Data items
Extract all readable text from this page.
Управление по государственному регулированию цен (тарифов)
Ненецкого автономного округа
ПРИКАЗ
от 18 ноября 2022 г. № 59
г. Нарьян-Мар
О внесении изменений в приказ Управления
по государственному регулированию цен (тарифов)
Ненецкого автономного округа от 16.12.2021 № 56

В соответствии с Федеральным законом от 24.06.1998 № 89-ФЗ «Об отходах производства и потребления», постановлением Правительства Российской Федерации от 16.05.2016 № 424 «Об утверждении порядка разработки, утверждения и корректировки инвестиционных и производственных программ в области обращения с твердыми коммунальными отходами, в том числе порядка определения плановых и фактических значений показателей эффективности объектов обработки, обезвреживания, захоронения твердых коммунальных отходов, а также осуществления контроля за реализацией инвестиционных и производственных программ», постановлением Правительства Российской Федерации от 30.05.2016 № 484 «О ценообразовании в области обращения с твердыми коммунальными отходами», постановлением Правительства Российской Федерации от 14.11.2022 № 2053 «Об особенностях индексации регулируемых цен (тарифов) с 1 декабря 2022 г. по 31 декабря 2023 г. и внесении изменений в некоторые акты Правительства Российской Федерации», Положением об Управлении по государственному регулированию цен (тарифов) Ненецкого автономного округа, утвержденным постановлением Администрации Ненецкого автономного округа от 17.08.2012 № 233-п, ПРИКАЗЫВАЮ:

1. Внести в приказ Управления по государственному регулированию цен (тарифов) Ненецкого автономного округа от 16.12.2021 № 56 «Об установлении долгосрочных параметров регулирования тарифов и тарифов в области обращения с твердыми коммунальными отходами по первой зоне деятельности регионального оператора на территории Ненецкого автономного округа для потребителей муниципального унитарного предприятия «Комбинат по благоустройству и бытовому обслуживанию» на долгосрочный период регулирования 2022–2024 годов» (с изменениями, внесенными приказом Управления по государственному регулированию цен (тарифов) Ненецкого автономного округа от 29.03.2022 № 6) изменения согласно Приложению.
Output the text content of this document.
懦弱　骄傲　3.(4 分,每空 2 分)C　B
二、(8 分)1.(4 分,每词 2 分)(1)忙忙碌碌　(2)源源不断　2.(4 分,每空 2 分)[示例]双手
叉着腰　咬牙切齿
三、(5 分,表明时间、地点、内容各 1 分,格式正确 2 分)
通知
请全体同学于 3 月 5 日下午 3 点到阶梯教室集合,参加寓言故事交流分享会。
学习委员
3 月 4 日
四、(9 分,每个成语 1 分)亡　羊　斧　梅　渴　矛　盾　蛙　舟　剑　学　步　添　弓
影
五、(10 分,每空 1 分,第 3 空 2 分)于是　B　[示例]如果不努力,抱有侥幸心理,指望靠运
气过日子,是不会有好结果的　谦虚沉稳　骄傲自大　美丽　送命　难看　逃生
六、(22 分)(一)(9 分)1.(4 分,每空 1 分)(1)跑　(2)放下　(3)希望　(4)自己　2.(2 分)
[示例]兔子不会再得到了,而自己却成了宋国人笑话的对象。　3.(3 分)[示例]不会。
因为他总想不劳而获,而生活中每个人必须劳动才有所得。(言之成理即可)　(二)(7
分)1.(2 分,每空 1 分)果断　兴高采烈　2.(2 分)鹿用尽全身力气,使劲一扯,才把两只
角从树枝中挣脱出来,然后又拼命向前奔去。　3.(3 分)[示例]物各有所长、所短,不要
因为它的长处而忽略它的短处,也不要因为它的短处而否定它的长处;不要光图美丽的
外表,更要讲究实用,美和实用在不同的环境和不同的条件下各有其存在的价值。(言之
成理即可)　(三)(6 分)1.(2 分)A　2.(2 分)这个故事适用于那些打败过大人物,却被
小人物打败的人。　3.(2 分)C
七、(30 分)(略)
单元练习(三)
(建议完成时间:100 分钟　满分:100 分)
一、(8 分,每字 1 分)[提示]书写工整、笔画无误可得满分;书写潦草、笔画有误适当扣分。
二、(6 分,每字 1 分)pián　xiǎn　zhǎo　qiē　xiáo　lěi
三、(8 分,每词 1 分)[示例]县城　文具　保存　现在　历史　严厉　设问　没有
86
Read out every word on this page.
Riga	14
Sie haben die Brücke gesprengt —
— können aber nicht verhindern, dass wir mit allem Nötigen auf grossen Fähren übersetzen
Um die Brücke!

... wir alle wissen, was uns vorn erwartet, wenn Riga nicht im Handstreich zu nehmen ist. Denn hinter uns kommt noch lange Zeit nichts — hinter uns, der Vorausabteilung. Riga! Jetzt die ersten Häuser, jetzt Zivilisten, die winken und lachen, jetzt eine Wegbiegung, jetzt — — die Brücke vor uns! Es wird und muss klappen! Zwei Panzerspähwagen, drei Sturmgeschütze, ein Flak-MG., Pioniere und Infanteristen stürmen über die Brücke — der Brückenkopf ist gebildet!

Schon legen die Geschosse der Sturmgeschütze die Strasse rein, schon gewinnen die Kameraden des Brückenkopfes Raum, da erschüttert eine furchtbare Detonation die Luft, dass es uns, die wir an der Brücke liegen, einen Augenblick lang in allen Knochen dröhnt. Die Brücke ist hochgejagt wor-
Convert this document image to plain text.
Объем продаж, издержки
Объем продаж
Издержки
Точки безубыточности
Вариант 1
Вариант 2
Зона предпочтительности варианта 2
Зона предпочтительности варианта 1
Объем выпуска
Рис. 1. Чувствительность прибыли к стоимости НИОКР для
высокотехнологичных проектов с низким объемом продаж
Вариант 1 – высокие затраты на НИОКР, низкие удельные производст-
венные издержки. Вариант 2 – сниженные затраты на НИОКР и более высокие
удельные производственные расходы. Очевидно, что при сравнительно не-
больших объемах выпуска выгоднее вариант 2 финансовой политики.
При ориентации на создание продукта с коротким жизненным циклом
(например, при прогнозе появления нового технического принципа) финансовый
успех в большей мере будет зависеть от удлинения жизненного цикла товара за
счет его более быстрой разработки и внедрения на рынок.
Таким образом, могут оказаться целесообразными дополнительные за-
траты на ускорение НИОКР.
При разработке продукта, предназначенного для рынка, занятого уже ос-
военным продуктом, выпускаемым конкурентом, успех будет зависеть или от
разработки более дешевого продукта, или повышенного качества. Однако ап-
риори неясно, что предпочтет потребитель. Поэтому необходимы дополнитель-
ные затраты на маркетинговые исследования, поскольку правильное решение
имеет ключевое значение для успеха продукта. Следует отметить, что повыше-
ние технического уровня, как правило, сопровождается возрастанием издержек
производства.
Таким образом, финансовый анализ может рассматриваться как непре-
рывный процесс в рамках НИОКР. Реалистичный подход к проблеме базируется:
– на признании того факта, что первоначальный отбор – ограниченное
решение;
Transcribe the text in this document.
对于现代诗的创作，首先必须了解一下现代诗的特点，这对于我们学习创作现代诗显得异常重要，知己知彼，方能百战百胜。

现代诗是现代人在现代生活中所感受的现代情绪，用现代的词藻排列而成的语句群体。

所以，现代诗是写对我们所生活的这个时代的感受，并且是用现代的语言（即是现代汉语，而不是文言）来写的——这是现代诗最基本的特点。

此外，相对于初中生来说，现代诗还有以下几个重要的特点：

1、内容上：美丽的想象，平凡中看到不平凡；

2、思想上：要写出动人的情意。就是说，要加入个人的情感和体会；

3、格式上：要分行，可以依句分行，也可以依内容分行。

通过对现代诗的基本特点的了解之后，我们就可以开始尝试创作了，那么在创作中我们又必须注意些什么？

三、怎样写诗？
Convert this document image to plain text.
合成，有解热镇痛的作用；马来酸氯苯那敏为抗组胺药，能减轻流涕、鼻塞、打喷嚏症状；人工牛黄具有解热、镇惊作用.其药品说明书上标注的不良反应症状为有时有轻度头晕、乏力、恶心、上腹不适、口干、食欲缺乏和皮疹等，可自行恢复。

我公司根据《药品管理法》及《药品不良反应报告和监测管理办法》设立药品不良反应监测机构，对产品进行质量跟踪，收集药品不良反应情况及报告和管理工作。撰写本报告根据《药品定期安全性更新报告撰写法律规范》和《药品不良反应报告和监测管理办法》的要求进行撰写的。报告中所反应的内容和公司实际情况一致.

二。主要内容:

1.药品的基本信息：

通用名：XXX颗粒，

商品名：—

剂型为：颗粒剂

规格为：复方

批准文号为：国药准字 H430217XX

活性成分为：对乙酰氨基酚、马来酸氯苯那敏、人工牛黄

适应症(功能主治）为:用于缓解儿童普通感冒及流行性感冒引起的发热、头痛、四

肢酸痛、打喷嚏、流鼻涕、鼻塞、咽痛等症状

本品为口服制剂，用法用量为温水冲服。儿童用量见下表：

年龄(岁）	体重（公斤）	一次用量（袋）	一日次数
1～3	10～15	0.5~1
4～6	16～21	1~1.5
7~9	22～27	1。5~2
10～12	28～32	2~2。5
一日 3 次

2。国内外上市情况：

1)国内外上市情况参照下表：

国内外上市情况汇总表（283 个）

SHORT TASK: Give the number of lines in the entries that include the string "Riga", and nothing more.

SOLUTION: 2